What you need to do:
Using the listing below, copy every line that mentions "enfants".

Supplied data:
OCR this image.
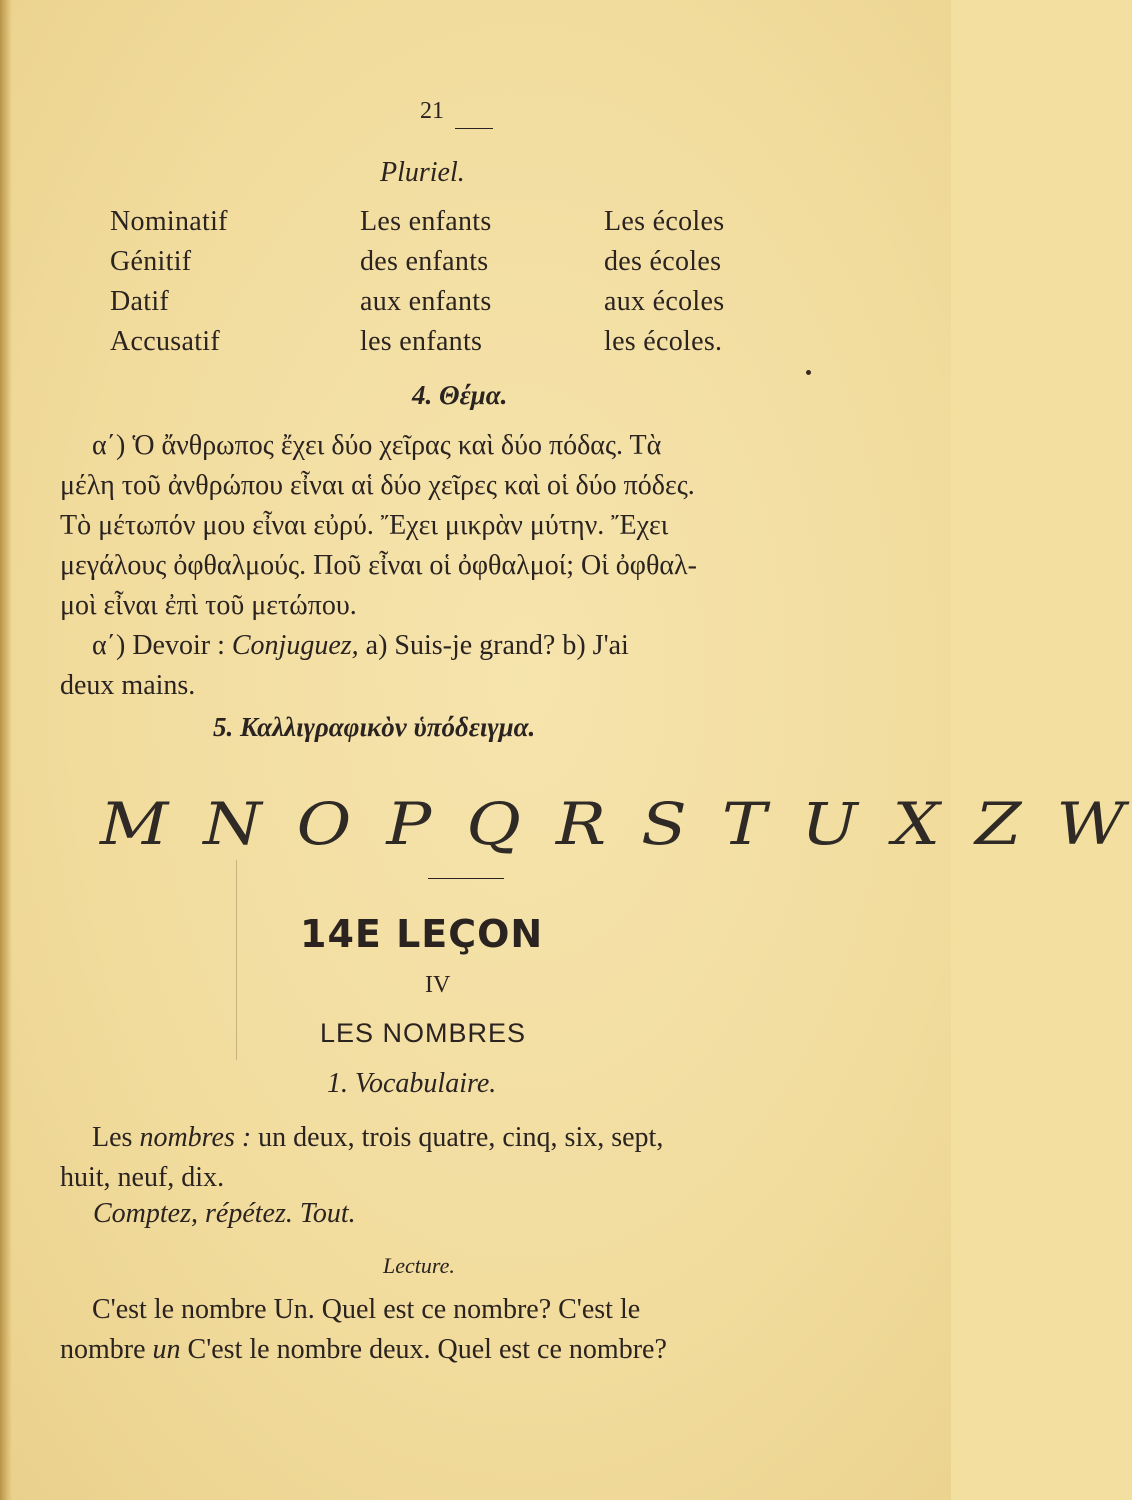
21
Pluriel.
Nominatif
Génitif
Datif
Accusatif
Les enfants
des enfants
aux enfants
les enfants
Les écoles
des écoles
aux écoles
les écoles.
4. Θέμα.
α΄) Ὁ ἄνθρωπος ἔχει δύο χεῖρας καὶ δύο πόδας. Τὰ
μέλη τοῦ ἀνθρώπου εἶναι αἱ δύο χεῖρες καὶ οἱ δύο πόδες.
Τὸ μέτωπόν μου εἶναι εὐρύ. Ἔχει μικρὰν μύτην. Ἔχει
μεγάλους ὀφθαλμούς. Ποῦ εἶναι οἱ ὀφθαλμοί; Οἱ ὀφθαλ-
μοὶ εἶναι ἐπὶ τοῦ μετώπου.
α΄) Devoir : Conjuguez, a) Suis-je grand? b) J'ai
deux mains.
5. Καλλιγραφικὸν ὑπόδειγμα.
M N O P Q R S T U X Z W
14E LEÇON
IV
LES NOMBRES
1. Vocabulaire.
Les nombres : un deux, trois quatre, cinq, six, sept,
huit, neuf, dix.
Comptez, répétez. Tout.
Lecture.
C'est le nombre Un. Quel est ce nombre? C'est le
nombre un C'est le nombre deux. Quel est ce nombre?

Solution to this exercise:
Les enfants
des enfants
aux enfants
les enfants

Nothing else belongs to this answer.